#### EXERCISE TASK:
Only the number is wanted: how many lines of these entries contain the word "Galvalume"?

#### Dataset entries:
********************

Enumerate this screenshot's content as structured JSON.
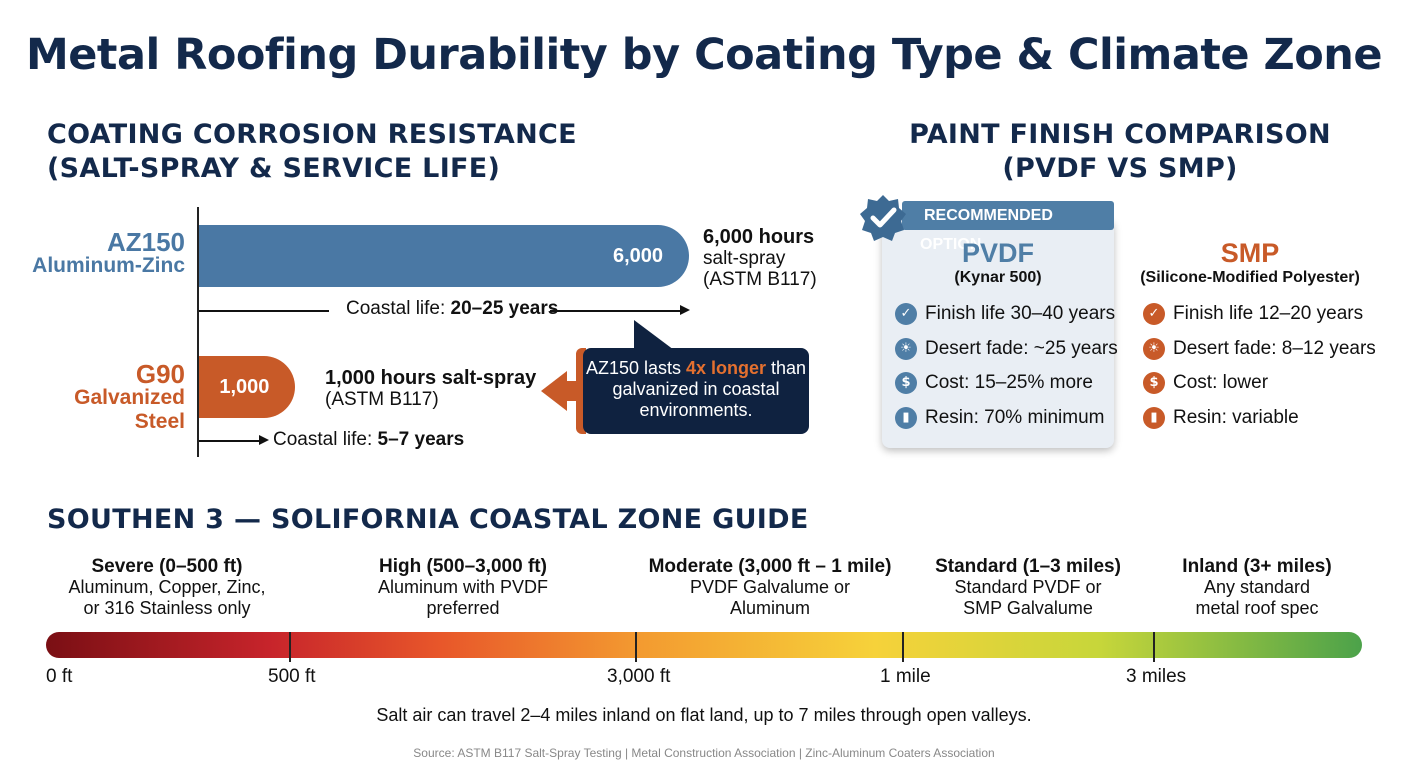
{
  "title": "Metal Roofing Durability by Coating Type & Climate Zone",
  "corrosion": {
    "section_title_1": "COATING CORROSION RESISTANCE",
    "section_title_2": "(SALT-SPRAY & SERVICE LIFE)",
    "callout_pre": "AZ150 lasts ",
    "callout_hl": "4x longer",
    "callout_post": " than galvanized in coastal environments."
  },
  "chart_data": {
    "type": "bar",
    "orientation": "horizontal",
    "categories": [
      "AZ150 Aluminum-Zinc",
      "G90 Galvanized Steel"
    ],
    "values": [
      6000,
      1000
    ],
    "series": [
      {
        "values": [
          6000,
          1000
        ]
      }
    ],
    "bars": [
      {
        "code": "AZ150",
        "name": "Aluminum-Zinc",
        "value": 6000,
        "value_label": "6,000",
        "note_bold": "6,000 hours",
        "note_line2": "salt-spray",
        "note_line3": "(ASTM B117)",
        "life_label": "Coastal life: ",
        "life_value": "20–25 years",
        "color": "#4a78a4"
      },
      {
        "code": "G90",
        "name": "Galvanized Steel",
        "value": 1000,
        "value_label": "1,000",
        "note_bold": "1,000 hours salt-spray",
        "note_line2": "(ASTM B117)",
        "note_line3": "",
        "life_label": "Coastal life: ",
        "life_value": "5–7 years",
        "color": "#c85a28"
      }
    ],
    "xlim": [
      0,
      6000
    ]
  },
  "paint": {
    "section_title_1": "PAINT FINISH COMPARISON",
    "section_title_2": "(PVDF VS SMP)",
    "recommended_label": "RECOMMENDED OPTION",
    "pvdf": {
      "title": "PVDF",
      "subtitle": "(Kynar 500)",
      "color": "#4f7ea6",
      "features": [
        {
          "icon": "check-icon",
          "text": "Finish life 30–40 years"
        },
        {
          "icon": "sun-icon",
          "text": "Desert fade: ~25 years"
        },
        {
          "icon": "dollar-icon",
          "text": "Cost: 15–25% more"
        },
        {
          "icon": "bar-chart-icon",
          "text": "Resin: 70% minimum"
        }
      ]
    },
    "smp": {
      "title": "SMP",
      "subtitle": "(Silicone-Modified Polyester)",
      "color": "#c85a28",
      "features": [
        {
          "icon": "check-icon",
          "text": "Finish life 12–20 years"
        },
        {
          "icon": "sun-icon",
          "text": "Desert fade: 8–12 years"
        },
        {
          "icon": "dollar-icon",
          "text": "Cost: lower"
        },
        {
          "icon": "bar-chart-icon",
          "text": "Resin: variable"
        }
      ]
    }
  },
  "zones": {
    "section_title": "SOUTHEN 3 — SOLIFORNIA COASTAL ZONE GUIDE",
    "items": [
      {
        "title": "Severe (0–500 ft)",
        "line1": "Aluminum, Copper, Zinc,",
        "line2": "or 316 Stainless only"
      },
      {
        "title": "High (500–3,000 ft)",
        "line1": "Aluminum with PVDF",
        "line2": "preferred"
      },
      {
        "title": "Moderate (3,000 ft – 1 mile)",
        "line1": "PVDF Galvalume or",
        "line2": "Aluminum"
      },
      {
        "title": "Standard (1–3 miles)",
        "line1": "Standard PVDF or",
        "line2": "SMP Galvalume"
      },
      {
        "title": "Inland (3+ miles)",
        "line1": "Any standard",
        "line2": "metal roof spec"
      }
    ],
    "ticks": [
      "0 ft",
      "500 ft",
      "3,000 ft",
      "1 mile",
      "3 miles"
    ],
    "footnote": "Salt air can travel 2–4 miles inland on flat land, up to 7 miles through open valleys.",
    "source": "Source: ASTM B117 Salt-Spray Testing | Metal Construction Association | Zinc-Aluminum Coaters Association"
  }
}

********************

#### REPLY:
2